Goal >>
The listing below is to be output in its exact form.

Items listed in a dataset:
===============

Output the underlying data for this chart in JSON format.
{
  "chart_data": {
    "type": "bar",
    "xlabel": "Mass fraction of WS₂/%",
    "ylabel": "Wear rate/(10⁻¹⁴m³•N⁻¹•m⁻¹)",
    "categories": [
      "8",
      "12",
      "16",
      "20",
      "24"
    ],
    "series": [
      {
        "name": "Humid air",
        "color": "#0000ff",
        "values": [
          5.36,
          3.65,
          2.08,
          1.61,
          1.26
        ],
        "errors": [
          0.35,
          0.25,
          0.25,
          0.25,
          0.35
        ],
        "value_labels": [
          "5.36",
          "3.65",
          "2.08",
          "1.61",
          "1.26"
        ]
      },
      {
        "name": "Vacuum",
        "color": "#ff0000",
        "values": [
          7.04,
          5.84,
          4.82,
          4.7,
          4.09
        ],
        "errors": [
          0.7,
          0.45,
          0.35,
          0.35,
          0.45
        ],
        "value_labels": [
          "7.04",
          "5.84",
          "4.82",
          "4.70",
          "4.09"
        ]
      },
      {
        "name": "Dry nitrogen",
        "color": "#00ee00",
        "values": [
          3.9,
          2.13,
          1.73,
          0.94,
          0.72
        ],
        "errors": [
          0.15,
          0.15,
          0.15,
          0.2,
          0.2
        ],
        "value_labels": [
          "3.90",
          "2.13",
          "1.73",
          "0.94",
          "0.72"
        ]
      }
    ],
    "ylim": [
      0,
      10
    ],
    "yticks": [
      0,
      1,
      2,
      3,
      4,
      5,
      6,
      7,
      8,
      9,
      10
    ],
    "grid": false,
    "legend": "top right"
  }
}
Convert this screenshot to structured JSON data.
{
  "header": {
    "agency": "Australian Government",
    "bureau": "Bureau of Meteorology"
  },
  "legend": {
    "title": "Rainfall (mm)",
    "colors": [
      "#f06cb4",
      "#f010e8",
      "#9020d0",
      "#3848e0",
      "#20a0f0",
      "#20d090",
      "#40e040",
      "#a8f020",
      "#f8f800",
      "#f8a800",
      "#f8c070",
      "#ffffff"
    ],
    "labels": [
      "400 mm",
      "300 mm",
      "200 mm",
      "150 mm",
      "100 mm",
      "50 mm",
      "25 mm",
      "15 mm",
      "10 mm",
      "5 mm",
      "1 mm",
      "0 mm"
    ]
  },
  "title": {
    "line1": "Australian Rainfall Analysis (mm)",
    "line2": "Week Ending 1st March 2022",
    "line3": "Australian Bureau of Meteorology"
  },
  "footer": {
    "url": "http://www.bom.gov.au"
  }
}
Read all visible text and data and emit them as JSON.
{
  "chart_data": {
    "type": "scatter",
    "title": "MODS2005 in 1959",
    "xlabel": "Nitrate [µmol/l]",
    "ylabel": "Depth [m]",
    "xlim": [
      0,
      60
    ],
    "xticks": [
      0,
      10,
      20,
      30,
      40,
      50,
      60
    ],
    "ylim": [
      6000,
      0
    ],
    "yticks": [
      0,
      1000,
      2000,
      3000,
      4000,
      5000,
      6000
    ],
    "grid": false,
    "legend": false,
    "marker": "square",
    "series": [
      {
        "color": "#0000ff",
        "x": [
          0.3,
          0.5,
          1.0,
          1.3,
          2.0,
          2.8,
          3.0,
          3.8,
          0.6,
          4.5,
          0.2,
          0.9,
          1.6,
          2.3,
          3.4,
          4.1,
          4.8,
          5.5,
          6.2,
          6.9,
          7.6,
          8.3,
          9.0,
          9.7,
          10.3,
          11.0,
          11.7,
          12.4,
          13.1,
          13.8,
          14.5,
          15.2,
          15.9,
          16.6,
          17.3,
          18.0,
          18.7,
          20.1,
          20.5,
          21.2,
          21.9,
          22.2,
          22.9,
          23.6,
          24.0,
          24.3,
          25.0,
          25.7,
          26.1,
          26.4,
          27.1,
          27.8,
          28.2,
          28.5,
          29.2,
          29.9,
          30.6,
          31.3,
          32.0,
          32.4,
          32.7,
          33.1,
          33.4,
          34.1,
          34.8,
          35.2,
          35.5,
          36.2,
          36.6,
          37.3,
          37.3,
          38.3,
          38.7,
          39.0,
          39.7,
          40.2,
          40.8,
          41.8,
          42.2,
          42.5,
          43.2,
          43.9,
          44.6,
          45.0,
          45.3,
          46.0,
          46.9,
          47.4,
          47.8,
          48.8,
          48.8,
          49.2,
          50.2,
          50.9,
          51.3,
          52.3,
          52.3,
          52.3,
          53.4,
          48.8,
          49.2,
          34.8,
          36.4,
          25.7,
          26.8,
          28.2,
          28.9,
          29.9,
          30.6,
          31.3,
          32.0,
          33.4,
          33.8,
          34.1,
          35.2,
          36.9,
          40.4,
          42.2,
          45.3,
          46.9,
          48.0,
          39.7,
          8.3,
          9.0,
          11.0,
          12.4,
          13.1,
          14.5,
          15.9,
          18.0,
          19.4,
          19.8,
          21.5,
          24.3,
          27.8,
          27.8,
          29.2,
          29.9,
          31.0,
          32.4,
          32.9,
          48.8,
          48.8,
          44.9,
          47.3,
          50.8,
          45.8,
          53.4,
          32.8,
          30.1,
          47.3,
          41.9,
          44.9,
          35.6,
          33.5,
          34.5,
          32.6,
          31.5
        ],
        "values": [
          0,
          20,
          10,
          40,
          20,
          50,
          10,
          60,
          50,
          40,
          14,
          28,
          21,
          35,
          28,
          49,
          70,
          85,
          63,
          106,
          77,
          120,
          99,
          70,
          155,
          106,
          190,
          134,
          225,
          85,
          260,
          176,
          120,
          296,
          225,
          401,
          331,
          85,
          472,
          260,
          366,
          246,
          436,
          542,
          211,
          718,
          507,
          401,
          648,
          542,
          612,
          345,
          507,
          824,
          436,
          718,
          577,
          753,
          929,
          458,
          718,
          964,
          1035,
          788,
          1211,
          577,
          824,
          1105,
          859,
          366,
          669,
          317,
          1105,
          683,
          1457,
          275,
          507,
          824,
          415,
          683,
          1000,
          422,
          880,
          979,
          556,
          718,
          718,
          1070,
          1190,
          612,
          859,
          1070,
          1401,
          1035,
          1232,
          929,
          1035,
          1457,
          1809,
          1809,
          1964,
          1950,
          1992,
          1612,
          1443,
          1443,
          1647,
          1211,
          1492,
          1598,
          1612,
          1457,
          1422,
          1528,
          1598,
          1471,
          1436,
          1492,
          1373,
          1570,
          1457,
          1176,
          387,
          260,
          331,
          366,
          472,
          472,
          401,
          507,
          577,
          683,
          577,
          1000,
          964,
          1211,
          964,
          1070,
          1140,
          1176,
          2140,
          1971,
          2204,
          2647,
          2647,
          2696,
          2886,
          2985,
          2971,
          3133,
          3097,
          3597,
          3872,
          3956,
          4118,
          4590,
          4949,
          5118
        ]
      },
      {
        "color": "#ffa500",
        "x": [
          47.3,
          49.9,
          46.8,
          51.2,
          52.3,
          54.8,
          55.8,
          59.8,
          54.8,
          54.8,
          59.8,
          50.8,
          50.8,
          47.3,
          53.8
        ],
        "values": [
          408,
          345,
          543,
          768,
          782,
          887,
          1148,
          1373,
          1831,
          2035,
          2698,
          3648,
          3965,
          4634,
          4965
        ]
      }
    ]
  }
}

===============

Completed exercise >>
Output the underlying data for this chart in JSON format.
{
  "chart_data": {
    "type": "bar",
    "xlabel": "Mass fraction of WS₂/%",
    "ylabel": "Wear rate/(10⁻¹⁴m³•N⁻¹•m⁻¹)",
    "categories": [
      "8",
      "12",
      "16",
      "20",
      "24"
    ],
    "series": [
      {
        "name": "Humid air",
        "color": "#0000ff",
        "values": [
          5.36,
          3.65,
          2.08,
          1.61,
          1.26
        ],
        "errors": [
          0.35,
          0.25,
          0.25,
          0.25,
          0.35
        ],
        "value_labels": [
          "5.36",
          "3.65",
          "2.08",
          "1.61",
          "1.26"
        ]
      },
      {
        "name": "Vacuum",
        "color": "#ff0000",
        "values": [
          7.04,
          5.84,
          4.82,
          4.7,
          4.09
        ],
        "errors": [
          0.7,
          0.45,
          0.35,
          0.35,
          0.45
        ],
        "value_labels": [
          "7.04",
          "5.84",
          "4.82",
          "4.70",
          "4.09"
        ]
      },
      {
        "name": "Dry nitrogen",
        "color": "#00ee00",
        "values": [
          3.9,
          2.13,
          1.73,
          0.94,
          0.72
        ],
        "errors": [
          0.15,
          0.15,
          0.15,
          0.2,
          0.2
        ],
        "value_labels": [
          "3.90",
          "2.13",
          "1.73",
          "0.94",
          "0.72"
        ]
      }
    ],
    "ylim": [
      0,
      10
    ],
    "yticks": [
      0,
      1,
      2,
      3,
      4,
      5,
      6,
      7,
      8,
      9,
      10
    ],
    "grid": false,
    "legend": "top right"
  }
}
Convert this screenshot to structured JSON data.
{
  "header": {
    "agency": "Australian Government",
    "bureau": "Bureau of Meteorology"
  },
  "legend": {
    "title": "Rainfall (mm)",
    "colors": [
      "#f06cb4",
      "#f010e8",
      "#9020d0",
      "#3848e0",
      "#20a0f0",
      "#20d090",
      "#40e040",
      "#a8f020",
      "#f8f800",
      "#f8a800",
      "#f8c070",
      "#ffffff"
    ],
    "labels": [
      "400 mm",
      "300 mm",
      "200 mm",
      "150 mm",
      "100 mm",
      "50 mm",
      "25 mm",
      "15 mm",
      "10 mm",
      "5 mm",
      "1 mm",
      "0 mm"
    ]
  },
  "title": {
    "line1": "Australian Rainfall Analysis (mm)",
    "line2": "Week Ending 1st March 2022",
    "line3": "Australian Bureau of Meteorology"
  },
  "footer": {
    "url": "http://www.bom.gov.au"
  }
}
Read all visible text and data and emit them as JSON.
{
  "chart_data": {
    "type": "scatter",
    "title": "MODS2005 in 1959",
    "xlabel": "Nitrate [µmol/l]",
    "ylabel": "Depth [m]",
    "xlim": [
      0,
      60
    ],
    "xticks": [
      0,
      10,
      20,
      30,
      40,
      50,
      60
    ],
    "ylim": [
      6000,
      0
    ],
    "yticks": [
      0,
      1000,
      2000,
      3000,
      4000,
      5000,
      6000
    ],
    "grid": false,
    "legend": false,
    "marker": "square",
    "series": [
      {
        "color": "#0000ff",
        "x": [
          0.3,
          0.5,
          1.0,
          1.3,
          2.0,
          2.8,
          3.0,
          3.8,
          0.6,
          4.5,
          0.2,
          0.9,
          1.6,
          2.3,
          3.4,
          4.1,
          4.8,
          5.5,
          6.2,
          6.9,
          7.6,
          8.3,
          9.0,
          9.7,
          10.3,
          11.0,
          11.7,
          12.4,
          13.1,
          13.8,
          14.5,
          15.2,
          15.9,
          16.6,
          17.3,
          18.0,
          18.7,
          20.1,
          20.5,
          21.2,
          21.9,
          22.2,
          22.9,
          23.6,
          24.0,
          24.3,
          25.0,
          25.7,
          26.1,
          26.4,
          27.1,
          27.8,
          28.2,
          28.5,
          29.2,
          29.9,
          30.6,
          31.3,
          32.0,
          32.4,
          32.7,
          33.1,
          33.4,
          34.1,
          34.8,
          35.2,
          35.5,
          36.2,
          36.6,
          37.3,
          37.3,
          38.3,
          38.7,
          39.0,
          39.7,
          40.2,
          40.8,
          41.8,
          42.2,
          42.5,
          43.2,
          43.9,
          44.6,
          45.0,
          45.3,
          46.0,
          46.9,
          47.4,
          47.8,
          48.8,
          48.8,
          49.2,
          50.2,
          50.9,
          51.3,
          52.3,
          52.3,
          52.3,
          53.4,
          48.8,
          49.2,
          34.8,
          36.4,
          25.7,
          26.8,
          28.2,
          28.9,
          29.9,
          30.6,
          31.3,
          32.0,
          33.4,
          33.8,
          34.1,
          35.2,
          36.9,
          40.4,
          42.2,
          45.3,
          46.9,
          48.0,
          39.7,
          8.3,
          9.0,
          11.0,
          12.4,
          13.1,
          14.5,
          15.9,
          18.0,
          19.4,
          19.8,
          21.5,
          24.3,
          27.8,
          27.8,
          29.2,
          29.9,
          31.0,
          32.4,
          32.9,
          48.8,
          48.8,
          44.9,
          47.3,
          50.8,
          45.8,
          53.4,
          32.8,
          30.1,
          47.3,
          41.9,
          44.9,
          35.6,
          33.5,
          34.5,
          32.6,
          31.5
        ],
        "values": [
          0,
          20,
          10,
          40,
          20,
          50,
          10,
          60,
          50,
          40,
          14,
          28,
          21,
          35,
          28,
          49,
          70,
          85,
          63,
          106,
          77,
          120,
          99,
          70,
          155,
          106,
          190,
          134,
          225,
          85,
          260,
          176,
          120,
          296,
          225,
          401,
          331,
          85,
          472,
          260,
          366,
          246,
          436,
          542,
          211,
          718,
          507,
          401,
          648,
          542,
          612,
          345,
          507,
          824,
          436,
          718,
          577,
          753,
          929,
          458,
          718,
          964,
          1035,
          788,
          1211,
          577,
          824,
          1105,
          859,
          366,
          669,
          317,
          1105,
          683,
          1457,
          275,
          507,
          824,
          415,
          683,
          1000,
          422,
          880,
          979,
          556,
          718,
          718,
          1070,
          1190,
          612,
          859,
          1070,
          1401,
          1035,
          1232,
          929,
          1035,
          1457,
          1809,
          1809,
          1964,
          1950,
          1992,
          1612,
          1443,
          1443,
          1647,
          1211,
          1492,
          1598,
          1612,
          1457,
          1422,
          1528,
          1598,
          1471,
          1436,
          1492,
          1373,
          1570,
          1457,
          1176,
          387,
          260,
          331,
          366,
          472,
          472,
          401,
          507,
          577,
          683,
          577,
          1000,
          964,
          1211,
          964,
          1070,
          1140,
          1176,
          2140,
          1971,
          2204,
          2647,
          2647,
          2696,
          2886,
          2985,
          2971,
          3133,
          3097,
          3597,
          3872,
          3956,
          4118,
          4590,
          4949,
          5118
        ]
      },
      {
        "color": "#ffa500",
        "x": [
          47.3,
          49.9,
          46.8,
          51.2,
          52.3,
          54.8,
          55.8,
          59.8,
          54.8,
          54.8,
          59.8,
          50.8,
          50.8,
          47.3,
          53.8
        ],
        "values": [
          408,
          345,
          543,
          768,
          782,
          887,
          1148,
          1373,
          1831,
          2035,
          2698,
          3648,
          3965,
          4634,
          4965
        ]
      }
    ]
  }
}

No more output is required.